— Challenge A —
According to the comments in the PIO code, which two pins are set as side-set pins?
— Challenge B —
List every parameter of the function sharpie_horiz_data_pio_init in the PIO code, with its type.
— Challenge C —
Please extract everything from "static inline void" down to "been shifted out)" in the PIO code.

— Reading text —
And the supporting C code (I chose to put it in the PIO file):
#include "hardware/gpio.h"
static inline void sharpie_horiz_data_pio_init(PIO pio, uint sm, uint offset, uint bsp_pin, uint r0_pin) {
pio_gpio_init(pio, bsp_pin); // BSP on PIO
pio_gpio_init(pio, bsp_pin + 1); // BCK on PIO
for (int i = 0; i < 6; i++) {
pio_gpio_init(pio, r0_pin + i); // all color data pins on PIO
}
pio_sm_set_consecutive_pindirs(pio, sm, bsp_pin, 2, true); // BCK and BSP as output
pio_sm_set_consecutive_pindirs(pio, sm, r0_pin, 6, true); // color data pins as output
pio_sm_config c = sharpie_horiz_data_program_get_default_config(offset);
// BCK, BSP are side-set pins
sm_config_set_sideset_pins(&c, bsp_pin);
sm_config_set_out_pins(&c, r0_pin, 6);
// shift right, autopull enabled, autopull threshold 32 bits
// (entire OSR has been shifted out)

— Listed records —

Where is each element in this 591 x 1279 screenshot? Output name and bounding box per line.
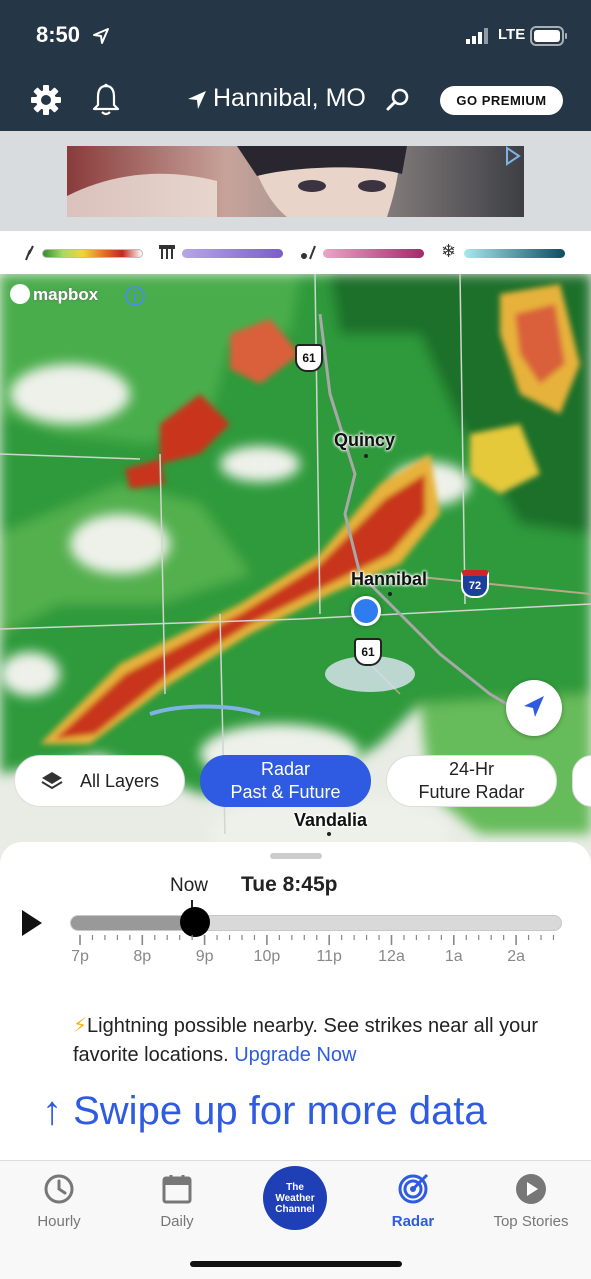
sleet-icon	[301, 245, 316, 260]
tab-radar[interactable]: Radar	[354, 1161, 472, 1241]
hour-label: 2a	[507, 948, 525, 965]
future-chip-label: 24-Hr	[448, 759, 494, 779]
timeline-track[interactable]	[70, 915, 562, 931]
settings-gear-icon[interactable]	[30, 84, 62, 116]
us-route-61-shield: 61	[295, 344, 323, 372]
current-time-label: Tue 8:45p	[241, 873, 338, 896]
the-weather-channel-logo-button[interactable]: The Weather Channel	[263, 1166, 327, 1230]
sheet-drag-handle[interactable]	[270, 853, 322, 859]
tab-top-stories[interactable]: Top Stories	[472, 1161, 590, 1241]
ad-banner-area	[0, 131, 591, 231]
ice-scale	[323, 249, 424, 258]
lightning-bolt-icon: ⚡	[73, 1015, 88, 1037]
app-header: 8:50 LTE Hannibal, MO GO PREMIUM	[0, 0, 591, 131]
signal-icon	[466, 28, 488, 44]
layers-icon	[41, 772, 63, 790]
interstate-72-shield: 72	[461, 570, 489, 598]
snow-scale	[464, 249, 565, 258]
timeline-scrubber-handle[interactable]	[180, 907, 211, 937]
play-icon[interactable]	[21, 909, 43, 937]
location-arrow-icon	[188, 91, 206, 109]
bottom-tab-bar: Hourly Daily The Weather Channel Radar T…	[0, 1160, 591, 1279]
map-info-icon[interactable]	[124, 285, 146, 307]
location-services-icon	[93, 28, 109, 44]
hour-label: 8p	[133, 948, 152, 965]
go-premium-button[interactable]: GO PREMIUM	[440, 86, 563, 115]
hour-label: 12a	[378, 948, 405, 965]
radar-legend: ❄	[0, 231, 591, 274]
home-indicator	[190, 1261, 402, 1267]
rain-scale	[42, 249, 143, 258]
city-label-quincy: Quincy	[334, 430, 396, 450]
tab-label: Radar	[391, 1213, 435, 1230]
recenter-location-button[interactable]	[506, 680, 562, 736]
upgrade-now-link[interactable]: Upgrade Now	[234, 1044, 356, 1066]
city-dot	[327, 832, 331, 836]
radar-icon	[398, 1173, 429, 1204]
timeline-sheet: Now Tue 8:45p 7p 8p 9p 10p 11p 12a 1a 2a ⚡Light…	[0, 842, 591, 1162]
twc-logo-text: The Weather Channel	[275, 1181, 315, 1215]
city-label-hannibal: Hannibal	[351, 569, 428, 589]
notifications-bell-icon[interactable]	[90, 83, 122, 117]
mix-icon	[159, 245, 175, 259]
tab-label: Hourly	[37, 1213, 81, 1230]
tab-label: Daily	[160, 1213, 194, 1230]
mix-scale	[182, 249, 283, 258]
radar-chip-sublabel: Past & Future	[230, 782, 341, 802]
future-chip-sublabel: Future Radar	[418, 782, 525, 802]
mapbox-logo: mapbox	[10, 284, 98, 305]
snow-icon: ❄	[441, 241, 457, 261]
lightning-alert: ⚡Lightning possible nearby. See strikes …	[73, 1012, 543, 1070]
navigation-arrow-icon	[524, 696, 544, 717]
search-icon[interactable]	[386, 88, 410, 112]
all-layers-button[interactable]: All Layers	[14, 755, 185, 807]
clock-icon	[44, 1174, 74, 1204]
tab-daily[interactable]: Daily	[118, 1161, 236, 1241]
city-label-vandalia: Vandalia	[294, 810, 368, 830]
now-label: Now	[170, 875, 209, 896]
city-dot	[364, 454, 368, 458]
timeline-ticks	[79, 935, 555, 945]
all-layers-label: All Layers	[79, 770, 160, 791]
user-location-dot	[351, 596, 381, 626]
play-circle-icon	[516, 1174, 546, 1204]
city-dot	[388, 592, 392, 596]
radar-past-future-button[interactable]: Radar Past & Future	[200, 755, 371, 807]
us-route-61-shield: 61	[354, 638, 382, 666]
calendar-icon	[162, 1175, 192, 1204]
hour-label: 10p	[253, 948, 281, 965]
location-name[interactable]: Hannibal, MO	[213, 84, 366, 113]
radar-chip-label: Radar	[260, 759, 311, 779]
hour-label: 1a	[444, 948, 463, 965]
tab-hourly[interactable]: Hourly	[0, 1161, 118, 1241]
hour-label: 11p	[316, 948, 342, 965]
future-radar-button[interactable]: 24-Hr Future Radar	[386, 755, 557, 807]
hour-label: 9p	[195, 948, 214, 965]
swipe-up-prompt[interactable]: ↑ Swipe up for more data	[42, 1089, 487, 1134]
timeline-progress	[71, 916, 196, 930]
tab-label: Top Stories	[493, 1213, 569, 1230]
battery-icon	[530, 26, 567, 46]
hour-label: 7p	[71, 948, 89, 965]
status-time: 8:50	[36, 22, 81, 47]
network-type: LTE	[498, 26, 526, 43]
ad-banner-image[interactable]	[67, 146, 524, 217]
rain-icon	[25, 245, 34, 261]
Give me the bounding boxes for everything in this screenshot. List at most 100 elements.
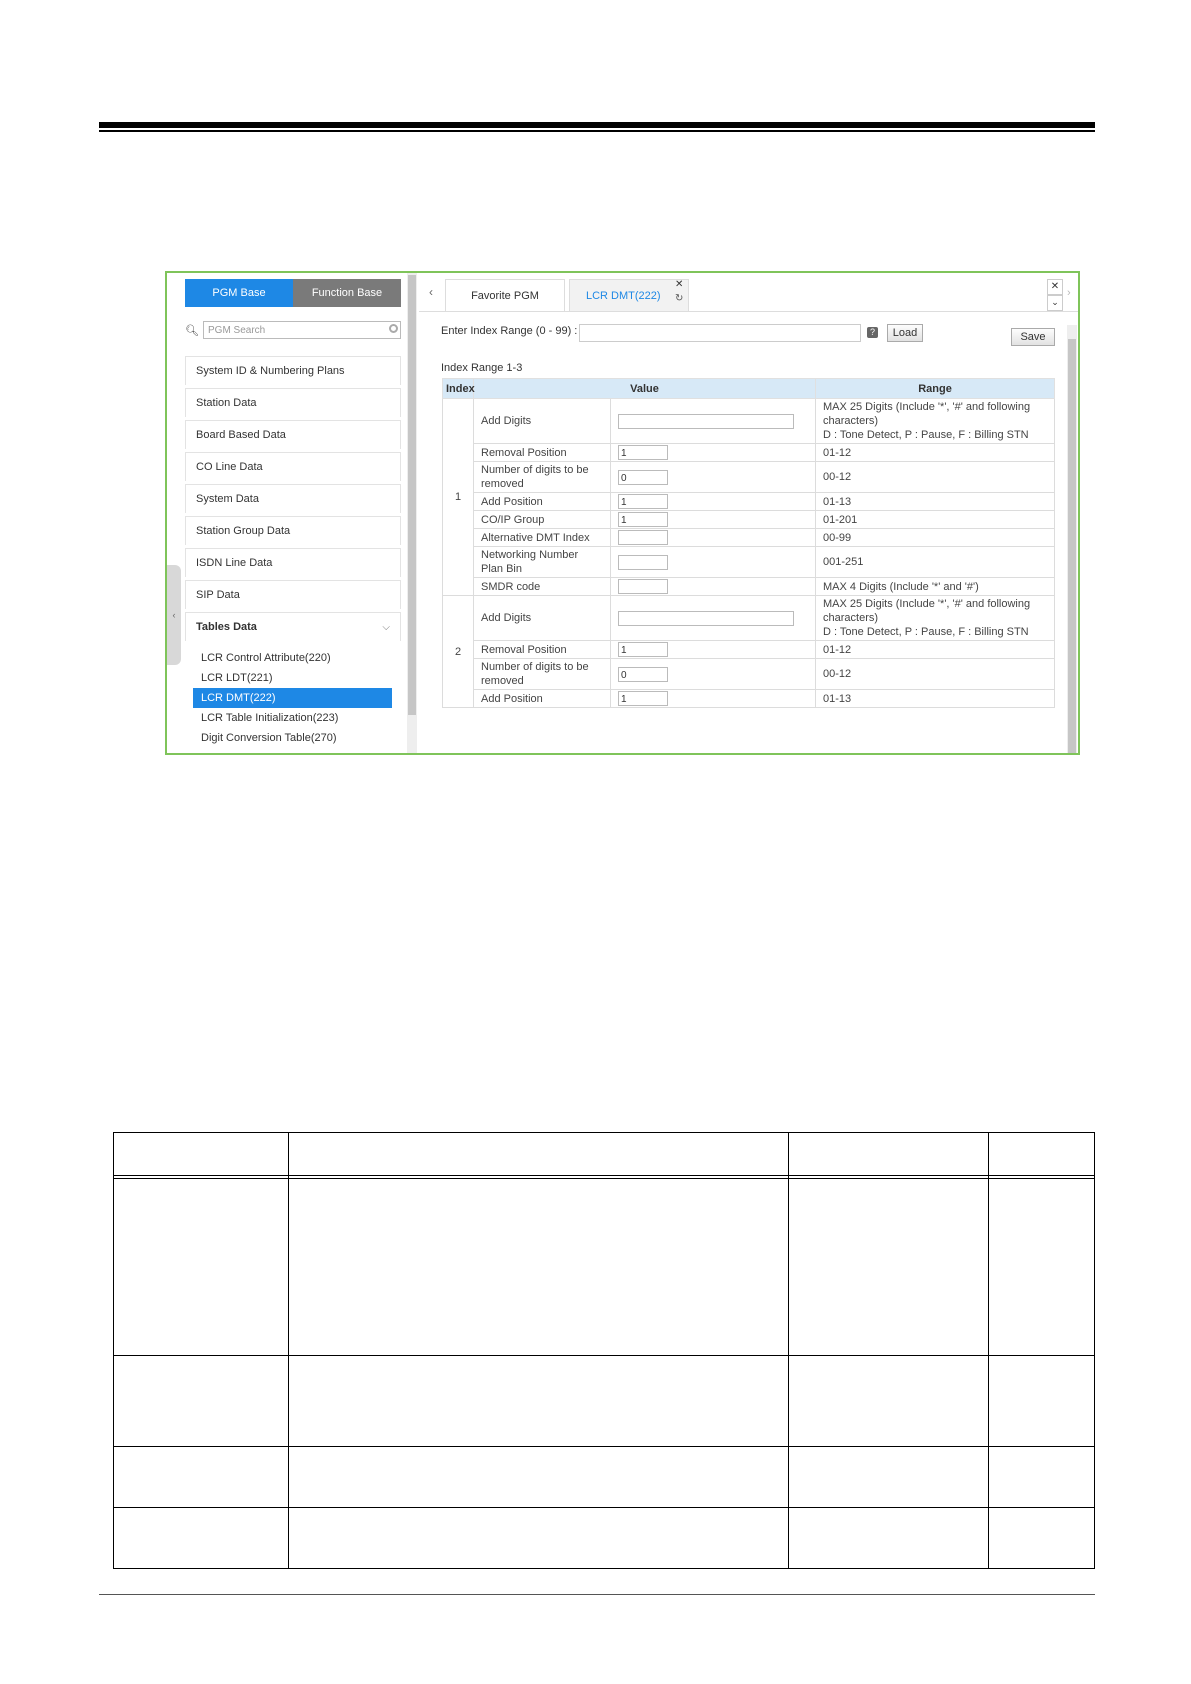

— Exercise response A —
BCK and BSP.

— Exercise response B —
PIO pio, uint sm, uint offset, uint bsp_pin, uint r0_pin

— Exercise response C —
static inline void sharpie_horiz_data_pio_init(PIO pio, uint sm, uint offset, uint bsp_pin, uint r0_pin) {
pio_gpio_init(pio, bsp_pin); // BSP on PIO
pio_gpio_init(pio, bsp_pin + 1); // BCK on PIO
for (int i = 0; i < 6; i++) {
pio_gpio_init(pio, r0_pin + i); // all color data pins on PIO
}
pio_sm_set_consecutive_pindirs(pio, sm, bsp_pin, 2, true); // BCK and BSP as output
pio_sm_set_consecutive_pindirs(pio, sm, r0_pin, 6, true); // color data pins as output
pio_sm_config c = sharpie_horiz_data_program_get_default_config(offset);
// BCK, BSP are side-set pins
sm_config_set_sideset_pins(&c, bsp_pin);
sm_config_set_out_pins(&c, r0_pin, 6);
// shift right, autopull enabled, autopull threshold 32 bits
// (entire OSR has been shifted out)